§ Goal of the exercise:
In the abstract on optic nerve transection in rats, at which three time points after the transection were the animals sacrificed?

§ Extracted text:
+===+
Abstract
Purpose :
We seek to better understand the early cellular mechanisms underlying retinal ganglion cell (RGC) degeneration following optic nerve injury. In this study, we examined morphological changes and recorded electrophysiological responses from RGCs using whole-mounted rat retina following optic nerve transection (ONT).
Methods :
Following ONT, rats were dark-adapted overnight, anesthetized using intraperitoneal ketamine & xylazine, and were sacrificed at 3 time points (24 hours, 2 weeks, and 3 weeks post-ONT). The retina was immediately removed from the eye under infrared illumination and placed in a recording chamber containing Ames medium maintained at 35-37°C. RGCs were examined by differential interference contrast optics. Extracellular and whole-cell patch clamp recordings were made from individual RGCs in response to light stimuli.
Results :
At all time points following ONT, RGCs contained high-contrast punctate accumulations (vesicles) 1.1 ± SD 0.3 µm diameter (n = 11 cells from 3 animals) present in both the soma and the initial axon compartments and in axon bundles beyond the axon initial segment. The number of vesicles within each RGC was more numerous at later time points. Targeted patch-clamp recordings from vesicle-containing RGCs revealed that all vesicle-containing RGCs showed physiological signs of degeneration: either depolarized resting membrane potentials (Vrest = -46 ± 4 mV, n = 9 cells from 3 animals) and/or spontaneous somatic spikelets, which resemble dendritic spikes (6.0 ± 1.3 mV, t rise 1.3 ± 0.7 ms, t-decay 6.6 ± 1.0 ms n = 3 cells from 2 animals).
Conclusions :
These results suggest that: vesicle accumulation is an early sign of ONT-mediated degeneration and may even be present earlier than 24 hours following ONT. Physiological signs of degeneration are present as early as 24 hours following ONT. Determining the content of these vesicles, and the mechanisms underlying early physiological changes will provide further information on the early events of RGC degeneration and in various optic neuropathies, including glaucoma.
This is an abstract that was submitted for the 2018 ARVO Annual Meeting, held in Honolulu, Hawaii, April 29 - May 3, 2018.
+===+
§ Information shown:
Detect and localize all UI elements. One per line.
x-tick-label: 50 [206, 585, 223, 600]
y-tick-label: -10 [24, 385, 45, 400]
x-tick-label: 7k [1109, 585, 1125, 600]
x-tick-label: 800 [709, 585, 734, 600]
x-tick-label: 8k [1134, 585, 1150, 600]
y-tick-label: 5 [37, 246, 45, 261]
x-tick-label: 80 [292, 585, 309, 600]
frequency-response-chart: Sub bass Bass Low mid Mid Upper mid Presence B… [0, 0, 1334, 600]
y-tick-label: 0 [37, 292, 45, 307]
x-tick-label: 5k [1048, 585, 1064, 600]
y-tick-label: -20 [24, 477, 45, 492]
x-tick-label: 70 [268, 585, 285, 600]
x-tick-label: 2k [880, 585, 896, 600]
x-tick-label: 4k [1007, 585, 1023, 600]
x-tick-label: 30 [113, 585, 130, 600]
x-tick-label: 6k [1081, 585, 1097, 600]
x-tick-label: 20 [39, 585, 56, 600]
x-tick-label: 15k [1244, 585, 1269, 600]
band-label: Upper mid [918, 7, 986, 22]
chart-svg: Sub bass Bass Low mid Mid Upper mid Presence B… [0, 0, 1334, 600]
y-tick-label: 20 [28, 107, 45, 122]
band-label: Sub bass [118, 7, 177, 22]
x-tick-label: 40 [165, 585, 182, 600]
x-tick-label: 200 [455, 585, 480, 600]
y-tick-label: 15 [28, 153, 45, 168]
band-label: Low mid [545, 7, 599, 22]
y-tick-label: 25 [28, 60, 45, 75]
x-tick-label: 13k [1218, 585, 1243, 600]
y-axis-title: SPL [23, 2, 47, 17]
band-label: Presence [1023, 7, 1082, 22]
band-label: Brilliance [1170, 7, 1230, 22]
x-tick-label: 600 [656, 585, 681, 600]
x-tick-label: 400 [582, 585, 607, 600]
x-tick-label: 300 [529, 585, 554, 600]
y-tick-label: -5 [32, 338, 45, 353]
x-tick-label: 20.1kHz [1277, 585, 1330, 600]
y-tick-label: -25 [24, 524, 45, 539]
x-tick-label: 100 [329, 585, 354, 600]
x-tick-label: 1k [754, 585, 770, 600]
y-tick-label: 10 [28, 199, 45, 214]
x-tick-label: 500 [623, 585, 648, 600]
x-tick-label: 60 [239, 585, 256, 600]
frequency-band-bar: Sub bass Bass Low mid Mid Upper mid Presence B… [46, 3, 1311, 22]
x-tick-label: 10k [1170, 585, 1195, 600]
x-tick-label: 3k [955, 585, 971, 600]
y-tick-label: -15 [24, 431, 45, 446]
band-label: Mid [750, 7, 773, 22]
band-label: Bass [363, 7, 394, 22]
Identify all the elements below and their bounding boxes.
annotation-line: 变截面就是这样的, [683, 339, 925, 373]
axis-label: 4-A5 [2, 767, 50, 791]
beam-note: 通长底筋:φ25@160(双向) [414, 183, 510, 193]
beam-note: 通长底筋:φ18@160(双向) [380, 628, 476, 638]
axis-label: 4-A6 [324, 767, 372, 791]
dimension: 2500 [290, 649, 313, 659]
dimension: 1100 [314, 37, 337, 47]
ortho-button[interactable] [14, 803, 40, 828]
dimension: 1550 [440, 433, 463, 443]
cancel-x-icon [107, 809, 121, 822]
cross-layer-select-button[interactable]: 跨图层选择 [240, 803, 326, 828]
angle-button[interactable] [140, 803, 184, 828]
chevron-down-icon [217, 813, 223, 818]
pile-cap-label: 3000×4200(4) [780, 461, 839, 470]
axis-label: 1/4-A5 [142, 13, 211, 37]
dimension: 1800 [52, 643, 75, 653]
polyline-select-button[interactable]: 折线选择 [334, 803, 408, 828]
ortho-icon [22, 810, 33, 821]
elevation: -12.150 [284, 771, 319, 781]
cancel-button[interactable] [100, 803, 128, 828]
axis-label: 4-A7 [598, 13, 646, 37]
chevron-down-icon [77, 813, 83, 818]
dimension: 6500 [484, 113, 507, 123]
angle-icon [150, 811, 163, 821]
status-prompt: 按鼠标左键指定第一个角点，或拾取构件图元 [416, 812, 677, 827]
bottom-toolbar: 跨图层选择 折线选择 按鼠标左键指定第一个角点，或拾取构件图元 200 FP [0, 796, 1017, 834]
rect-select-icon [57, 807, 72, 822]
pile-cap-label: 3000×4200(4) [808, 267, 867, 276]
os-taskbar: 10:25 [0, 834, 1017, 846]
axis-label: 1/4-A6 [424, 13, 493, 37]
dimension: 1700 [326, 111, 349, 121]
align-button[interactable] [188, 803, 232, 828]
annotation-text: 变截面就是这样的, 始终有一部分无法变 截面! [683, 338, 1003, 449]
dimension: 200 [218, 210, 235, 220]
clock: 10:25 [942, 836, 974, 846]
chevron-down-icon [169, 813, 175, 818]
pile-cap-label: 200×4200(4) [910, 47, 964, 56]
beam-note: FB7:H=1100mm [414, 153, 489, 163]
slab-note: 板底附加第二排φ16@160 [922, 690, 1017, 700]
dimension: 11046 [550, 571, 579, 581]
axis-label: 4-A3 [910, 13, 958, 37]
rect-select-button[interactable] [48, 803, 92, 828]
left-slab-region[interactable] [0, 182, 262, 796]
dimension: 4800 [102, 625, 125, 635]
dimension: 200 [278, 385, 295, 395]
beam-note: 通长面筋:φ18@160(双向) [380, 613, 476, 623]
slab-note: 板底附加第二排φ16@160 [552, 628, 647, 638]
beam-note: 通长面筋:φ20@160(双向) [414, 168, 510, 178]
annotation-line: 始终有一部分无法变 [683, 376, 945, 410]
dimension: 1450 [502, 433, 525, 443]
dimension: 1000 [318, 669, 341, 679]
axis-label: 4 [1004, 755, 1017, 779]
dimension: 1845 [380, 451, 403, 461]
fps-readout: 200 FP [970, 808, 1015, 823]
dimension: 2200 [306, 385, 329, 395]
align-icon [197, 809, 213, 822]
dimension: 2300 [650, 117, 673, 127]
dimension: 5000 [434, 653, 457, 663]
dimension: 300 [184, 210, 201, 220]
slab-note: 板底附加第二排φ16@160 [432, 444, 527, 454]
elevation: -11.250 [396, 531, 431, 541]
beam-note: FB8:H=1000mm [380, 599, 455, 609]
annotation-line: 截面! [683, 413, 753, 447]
+===+
§ Answer section:
24 hours, 2 weeks, and 3 weeks after optic nerve transection.